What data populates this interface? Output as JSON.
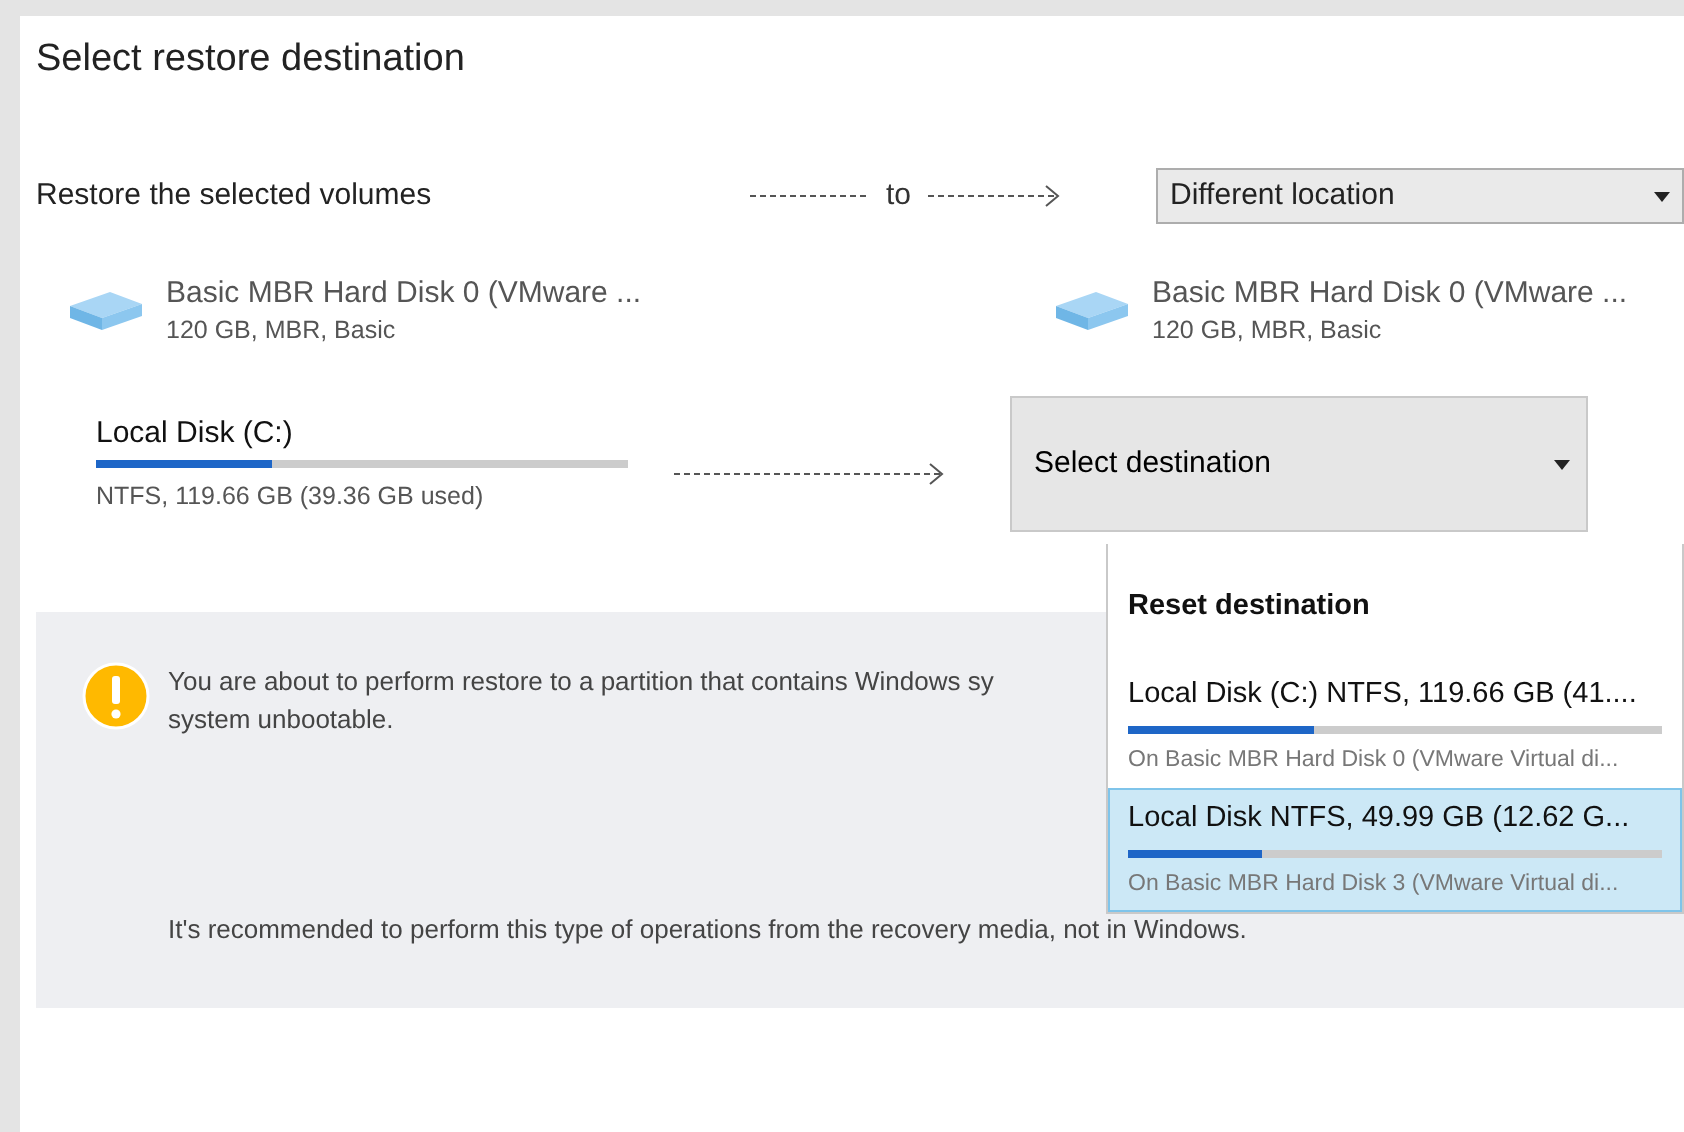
{
  "dialog": {
    "title": "Select restore destination"
  },
  "restore_row": {
    "label": "Restore the selected volumes",
    "connector": "to",
    "location": {
      "value": "Different location"
    }
  },
  "source_disk": {
    "name": "Basic MBR Hard Disk 0 (VMware ...",
    "details": "120 GB, MBR, Basic"
  },
  "target_disk": {
    "name": "Basic MBR Hard Disk 0 (VMware ...",
    "details": "120 GB, MBR, Basic"
  },
  "volume": {
    "name": "Local Disk (C:)",
    "level": 0.33,
    "details": "NTFS, 119.66 GB (39.36 GB used)"
  },
  "destination": {
    "value": "Select destination",
    "expanded": true,
    "options": [
      {
        "kind": "action",
        "label": "Reset destination",
        "selected": false
      },
      {
        "kind": "volume",
        "label": "Local Disk (C:) NTFS, 119.66 GB (41....",
        "level": 0.35,
        "details": "On Basic MBR Hard Disk 0 (VMware Virtual di...",
        "selected": false
      },
      {
        "kind": "volume",
        "label": "Local Disk NTFS, 49.99 GB (12.62 G...",
        "level": 0.25,
        "details": "On Basic MBR Hard Disk 3 (VMware Virtual di...",
        "selected": true
      }
    ]
  },
  "warning": {
    "lines": [
      "You are about to perform restore to a partition that contains Windows sy",
      "system unbootable."
    ],
    "note": "It's recommended to perform this type of operations from the recovery media, not in Windows."
  }
}
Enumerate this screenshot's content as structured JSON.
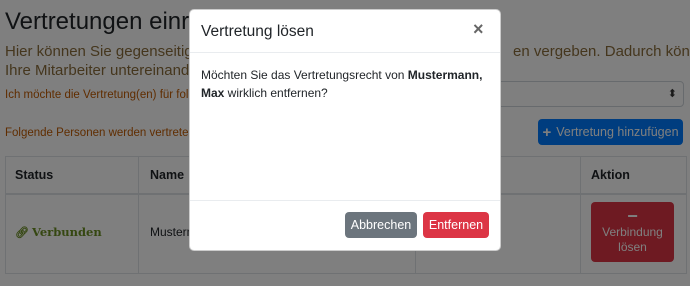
{
  "page": {
    "title": "Vertretungen einric",
    "desc_line1_left": "Hier können Sie gegenseitige",
    "desc_line1_right": "en vergeben. Dadurch können",
    "desc_line2_left": "Ihre Mitarbeiter untereinande",
    "select_label": "Ich möchte die Vertretung(en) für folg",
    "select_arrow_icon": "updown-chevron-icon",
    "persons_label": "Folgende Personen werden vertreten",
    "add_button": {
      "label": "Vertretung hinzufügen",
      "icon": "plus-icon"
    }
  },
  "table": {
    "headers": {
      "status": "Status",
      "name": "Name",
      "action": "Aktion"
    },
    "rows": [
      {
        "status": "Verbunden",
        "status_icon": "link-icon",
        "name": "Musterm",
        "action_label": "Verbindung lösen",
        "action_icon": "minus-icon"
      }
    ]
  },
  "modal": {
    "title": "Vertretung lösen",
    "close_label": "×",
    "body_before": "Möchten Sie das Vertretungsrecht von ",
    "body_bold": "Mustermann, Max",
    "body_after": " wirklich entfernen?",
    "cancel_label": "Abbrechen",
    "remove_label": "Entfernen"
  },
  "colors": {
    "primary": "#007bff",
    "danger": "#dc3545",
    "secondary": "#6c757d",
    "status_green": "#6b8e23",
    "label_orange": "#c05a00"
  }
}
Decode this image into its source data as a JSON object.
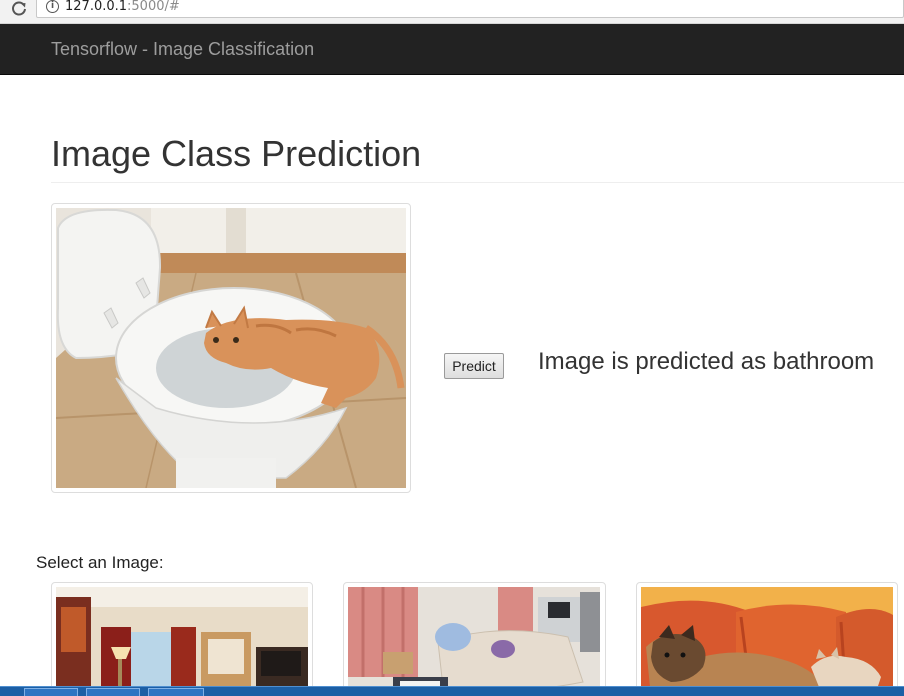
{
  "browser": {
    "url_host": "127.0.0.1",
    "url_rest": ":5000/#",
    "icons": [
      "reload-icon",
      "info-icon"
    ]
  },
  "navbar": {
    "brand": "Tensorflow - Image Classification"
  },
  "main": {
    "title": "Image Class Prediction",
    "predict_label": "Predict",
    "prediction_text": "Image is predicted as bathroom"
  },
  "gallery": {
    "label": "Select an Image:",
    "images": [
      "hotel-room",
      "living-room",
      "dog-and-cat-on-couch"
    ]
  },
  "colors": {
    "navbar_bg": "#222222",
    "brand_text": "#9d9d9d",
    "taskbar": "#1c5fa5"
  }
}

□ □ □ □ □

• Your instructions:
Each record above must be returned exactly as written, with its pictures omitted.

• Response:
What data populates this interface? Output as JSON.
{
  "dialog": {
    "title": "Select restore destination"
  },
  "restore_row": {
    "label": "Restore the selected volumes",
    "connector": "to",
    "location": {
      "value": "Different location"
    }
  },
  "source_disk": {
    "name": "Basic MBR Hard Disk 0 (VMware ...",
    "details": "120 GB, MBR, Basic"
  },
  "target_disk": {
    "name": "Basic MBR Hard Disk 0 (VMware ...",
    "details": "120 GB, MBR, Basic"
  },
  "volume": {
    "name": "Local Disk (C:)",
    "level": 0.33,
    "details": "NTFS, 119.66 GB (39.36 GB used)"
  },
  "destination": {
    "value": "Select destination",
    "expanded": true,
    "options": [
      {
        "kind": "action",
        "label": "Reset destination",
        "selected": false
      },
      {
        "kind": "volume",
        "label": "Local Disk (C:) NTFS, 119.66 GB (41....",
        "level": 0.35,
        "details": "On Basic MBR Hard Disk 0 (VMware Virtual di...",
        "selected": false
      },
      {
        "kind": "volume",
        "label": "Local Disk NTFS, 49.99 GB (12.62 G...",
        "level": 0.25,
        "details": "On Basic MBR Hard Disk 3 (VMware Virtual di...",
        "selected": true
      }
    ]
  },
  "warning": {
    "lines": [
      "You are about to perform restore to a partition that contains Windows sy",
      "system unbootable."
    ],
    "note": "It's recommended to perform this type of operations from the recovery media, not in Windows."
  }
}
Enumerate this screenshot's content as structured JSON.
{
  "page": {
    "title": "Vertretungen einric",
    "desc_line1_left": "Hier können Sie gegenseitige",
    "desc_line1_right": "en vergeben. Dadurch können",
    "desc_line2_left": "Ihre Mitarbeiter untereinande",
    "select_label": "Ich möchte die Vertretung(en) für folg",
    "select_arrow_icon": "updown-chevron-icon",
    "persons_label": "Folgende Personen werden vertreten",
    "add_button": {
      "label": "Vertretung hinzufügen",
      "icon": "plus-icon"
    }
  },
  "table": {
    "headers": {
      "status": "Status",
      "name": "Name",
      "action": "Aktion"
    },
    "rows": [
      {
        "status": "Verbunden",
        "status_icon": "link-icon",
        "name": "Musterm",
        "action_label": "Verbindung lösen",
        "action_icon": "minus-icon"
      }
    ]
  },
  "modal": {
    "title": "Vertretung lösen",
    "close_label": "×",
    "body_before": "Möchten Sie das Vertretungsrecht von ",
    "body_bold": "Mustermann, Max",
    "body_after": " wirklich entfernen?",
    "cancel_label": "Abbrechen",
    "remove_label": "Entfernen"
  },
  "colors": {
    "primary": "#007bff",
    "danger": "#dc3545",
    "secondary": "#6c757d",
    "status_green": "#6b8e23",
    "label_orange": "#c05a00"
  }
}
Decode this image into its source data as a JSON object.
{
  "browser": {
    "url_host": "127.0.0.1",
    "url_rest": ":5000/#",
    "icons": [
      "reload-icon",
      "info-icon"
    ]
  },
  "navbar": {
    "brand": "Tensorflow - Image Classification"
  },
  "main": {
    "title": "Image Class Prediction",
    "predict_label": "Predict",
    "prediction_text": "Image is predicted as bathroom"
  },
  "gallery": {
    "label": "Select an Image:",
    "images": [
      "hotel-room",
      "living-room",
      "dog-and-cat-on-couch"
    ]
  },
  "colors": {
    "navbar_bg": "#222222",
    "brand_text": "#9d9d9d",
    "taskbar": "#1c5fa5"
  }
}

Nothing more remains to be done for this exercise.